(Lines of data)
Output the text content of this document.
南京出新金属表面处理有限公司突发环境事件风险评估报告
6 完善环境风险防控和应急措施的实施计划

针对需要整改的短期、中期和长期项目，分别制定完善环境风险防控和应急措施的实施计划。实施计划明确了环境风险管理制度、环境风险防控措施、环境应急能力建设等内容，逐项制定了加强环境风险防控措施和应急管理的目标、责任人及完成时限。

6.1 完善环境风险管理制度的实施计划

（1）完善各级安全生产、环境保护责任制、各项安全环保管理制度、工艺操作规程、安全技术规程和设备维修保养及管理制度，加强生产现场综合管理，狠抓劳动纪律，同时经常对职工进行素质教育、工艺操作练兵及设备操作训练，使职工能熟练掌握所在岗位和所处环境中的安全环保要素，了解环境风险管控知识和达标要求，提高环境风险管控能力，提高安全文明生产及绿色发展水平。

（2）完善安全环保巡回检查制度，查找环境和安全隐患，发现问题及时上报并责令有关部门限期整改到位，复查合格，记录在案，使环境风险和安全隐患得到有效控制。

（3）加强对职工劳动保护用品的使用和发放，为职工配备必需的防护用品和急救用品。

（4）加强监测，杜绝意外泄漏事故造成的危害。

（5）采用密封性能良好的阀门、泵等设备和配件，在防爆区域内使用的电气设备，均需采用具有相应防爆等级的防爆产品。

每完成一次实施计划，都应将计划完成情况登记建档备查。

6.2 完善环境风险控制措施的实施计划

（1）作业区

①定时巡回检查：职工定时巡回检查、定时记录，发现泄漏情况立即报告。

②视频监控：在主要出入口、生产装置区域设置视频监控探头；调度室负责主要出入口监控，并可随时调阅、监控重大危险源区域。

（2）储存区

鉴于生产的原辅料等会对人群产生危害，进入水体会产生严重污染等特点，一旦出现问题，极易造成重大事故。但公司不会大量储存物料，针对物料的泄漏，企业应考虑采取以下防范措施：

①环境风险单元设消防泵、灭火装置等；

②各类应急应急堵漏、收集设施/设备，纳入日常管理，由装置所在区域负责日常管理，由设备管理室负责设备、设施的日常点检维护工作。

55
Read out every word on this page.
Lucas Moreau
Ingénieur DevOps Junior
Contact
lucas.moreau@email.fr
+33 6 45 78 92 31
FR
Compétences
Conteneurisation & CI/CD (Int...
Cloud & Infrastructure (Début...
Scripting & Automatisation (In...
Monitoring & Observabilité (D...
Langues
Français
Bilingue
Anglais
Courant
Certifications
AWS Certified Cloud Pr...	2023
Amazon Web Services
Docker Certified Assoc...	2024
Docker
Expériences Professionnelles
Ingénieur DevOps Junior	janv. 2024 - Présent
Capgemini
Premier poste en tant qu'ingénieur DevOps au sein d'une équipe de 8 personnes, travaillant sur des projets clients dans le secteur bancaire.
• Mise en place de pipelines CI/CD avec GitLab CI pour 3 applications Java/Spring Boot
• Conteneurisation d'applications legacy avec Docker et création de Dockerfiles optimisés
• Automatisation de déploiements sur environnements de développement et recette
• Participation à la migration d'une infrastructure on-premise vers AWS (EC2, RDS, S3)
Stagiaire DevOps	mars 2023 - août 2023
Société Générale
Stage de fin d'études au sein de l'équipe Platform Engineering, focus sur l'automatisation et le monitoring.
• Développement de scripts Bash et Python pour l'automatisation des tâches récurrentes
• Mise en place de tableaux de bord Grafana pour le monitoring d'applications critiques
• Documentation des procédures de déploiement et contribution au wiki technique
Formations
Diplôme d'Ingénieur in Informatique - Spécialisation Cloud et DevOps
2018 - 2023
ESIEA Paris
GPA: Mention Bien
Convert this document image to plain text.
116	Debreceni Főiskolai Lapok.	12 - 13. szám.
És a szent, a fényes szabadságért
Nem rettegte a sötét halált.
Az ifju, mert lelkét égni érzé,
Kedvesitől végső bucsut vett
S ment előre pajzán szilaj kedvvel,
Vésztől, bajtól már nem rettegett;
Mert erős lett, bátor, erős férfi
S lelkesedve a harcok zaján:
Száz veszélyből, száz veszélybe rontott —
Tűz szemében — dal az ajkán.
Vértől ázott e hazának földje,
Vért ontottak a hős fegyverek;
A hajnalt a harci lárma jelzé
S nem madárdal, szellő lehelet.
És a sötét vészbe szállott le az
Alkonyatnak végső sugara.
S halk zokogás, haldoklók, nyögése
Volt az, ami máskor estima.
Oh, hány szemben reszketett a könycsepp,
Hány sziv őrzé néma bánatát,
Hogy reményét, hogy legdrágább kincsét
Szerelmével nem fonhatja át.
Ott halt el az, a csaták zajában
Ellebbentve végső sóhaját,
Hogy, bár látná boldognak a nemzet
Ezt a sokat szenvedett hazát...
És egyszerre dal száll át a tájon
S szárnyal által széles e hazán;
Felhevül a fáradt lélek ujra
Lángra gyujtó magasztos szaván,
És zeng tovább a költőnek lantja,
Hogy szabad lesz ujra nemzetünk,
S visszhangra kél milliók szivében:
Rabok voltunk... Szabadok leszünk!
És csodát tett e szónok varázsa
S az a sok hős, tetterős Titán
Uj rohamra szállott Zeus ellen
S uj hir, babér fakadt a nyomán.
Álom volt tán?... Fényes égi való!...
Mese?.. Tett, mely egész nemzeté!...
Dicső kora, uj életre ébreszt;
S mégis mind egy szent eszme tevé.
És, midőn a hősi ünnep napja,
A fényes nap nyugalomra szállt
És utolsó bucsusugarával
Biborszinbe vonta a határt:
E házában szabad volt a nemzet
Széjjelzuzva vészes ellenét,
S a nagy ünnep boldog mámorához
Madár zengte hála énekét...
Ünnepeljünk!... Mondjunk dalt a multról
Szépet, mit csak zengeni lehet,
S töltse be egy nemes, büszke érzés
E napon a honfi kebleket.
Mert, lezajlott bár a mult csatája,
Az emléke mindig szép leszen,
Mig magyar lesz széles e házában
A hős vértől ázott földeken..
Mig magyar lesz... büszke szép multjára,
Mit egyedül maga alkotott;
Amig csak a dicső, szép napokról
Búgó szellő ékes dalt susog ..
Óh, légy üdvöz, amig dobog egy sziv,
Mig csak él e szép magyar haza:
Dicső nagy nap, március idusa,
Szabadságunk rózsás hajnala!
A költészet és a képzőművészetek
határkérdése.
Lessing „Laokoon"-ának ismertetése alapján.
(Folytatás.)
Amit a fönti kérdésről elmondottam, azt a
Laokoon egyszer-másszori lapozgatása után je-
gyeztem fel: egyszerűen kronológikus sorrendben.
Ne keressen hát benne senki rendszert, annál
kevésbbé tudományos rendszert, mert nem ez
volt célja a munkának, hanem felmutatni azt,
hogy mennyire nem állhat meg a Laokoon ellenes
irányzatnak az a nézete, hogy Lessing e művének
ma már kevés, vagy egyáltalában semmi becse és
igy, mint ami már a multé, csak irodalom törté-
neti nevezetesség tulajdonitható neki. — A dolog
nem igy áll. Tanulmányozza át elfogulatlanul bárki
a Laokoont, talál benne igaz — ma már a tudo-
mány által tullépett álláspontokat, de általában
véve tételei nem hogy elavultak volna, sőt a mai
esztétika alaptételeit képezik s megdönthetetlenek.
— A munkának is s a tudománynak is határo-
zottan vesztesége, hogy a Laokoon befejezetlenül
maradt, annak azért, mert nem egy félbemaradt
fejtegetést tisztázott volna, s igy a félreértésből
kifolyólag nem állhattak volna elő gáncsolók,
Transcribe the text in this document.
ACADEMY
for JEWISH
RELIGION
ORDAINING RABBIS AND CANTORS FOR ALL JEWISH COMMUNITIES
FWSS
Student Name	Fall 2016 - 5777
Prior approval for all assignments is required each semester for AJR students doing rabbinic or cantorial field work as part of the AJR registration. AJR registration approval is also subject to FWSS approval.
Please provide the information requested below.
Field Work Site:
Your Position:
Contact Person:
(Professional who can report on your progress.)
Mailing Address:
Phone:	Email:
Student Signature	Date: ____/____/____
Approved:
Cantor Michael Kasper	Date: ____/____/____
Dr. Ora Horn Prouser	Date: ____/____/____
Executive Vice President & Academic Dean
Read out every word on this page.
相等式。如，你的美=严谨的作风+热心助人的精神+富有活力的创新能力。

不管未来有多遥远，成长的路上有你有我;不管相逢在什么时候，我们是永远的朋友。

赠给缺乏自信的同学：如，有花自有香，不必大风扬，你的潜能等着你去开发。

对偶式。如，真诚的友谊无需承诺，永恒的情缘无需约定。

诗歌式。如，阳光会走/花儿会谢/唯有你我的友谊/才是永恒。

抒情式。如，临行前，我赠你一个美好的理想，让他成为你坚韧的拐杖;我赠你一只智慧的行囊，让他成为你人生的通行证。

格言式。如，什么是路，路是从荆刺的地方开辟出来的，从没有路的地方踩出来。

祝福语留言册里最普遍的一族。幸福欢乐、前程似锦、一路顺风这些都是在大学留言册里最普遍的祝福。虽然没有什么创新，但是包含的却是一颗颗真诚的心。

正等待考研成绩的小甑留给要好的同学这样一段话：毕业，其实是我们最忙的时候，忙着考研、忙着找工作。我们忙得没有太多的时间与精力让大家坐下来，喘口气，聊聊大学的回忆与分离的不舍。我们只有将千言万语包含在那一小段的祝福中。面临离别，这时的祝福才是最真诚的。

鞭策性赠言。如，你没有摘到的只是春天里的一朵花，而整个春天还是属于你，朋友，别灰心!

- TASK
Check each line of the records for "magyar" and copy the ones that contain it.

- SOLUTION FOR THIS EXERCISE
Mig magyar lesz széles e házában
Mig magyar lesz... büszke szép multjára,
Mig csak él e szép magyar haza:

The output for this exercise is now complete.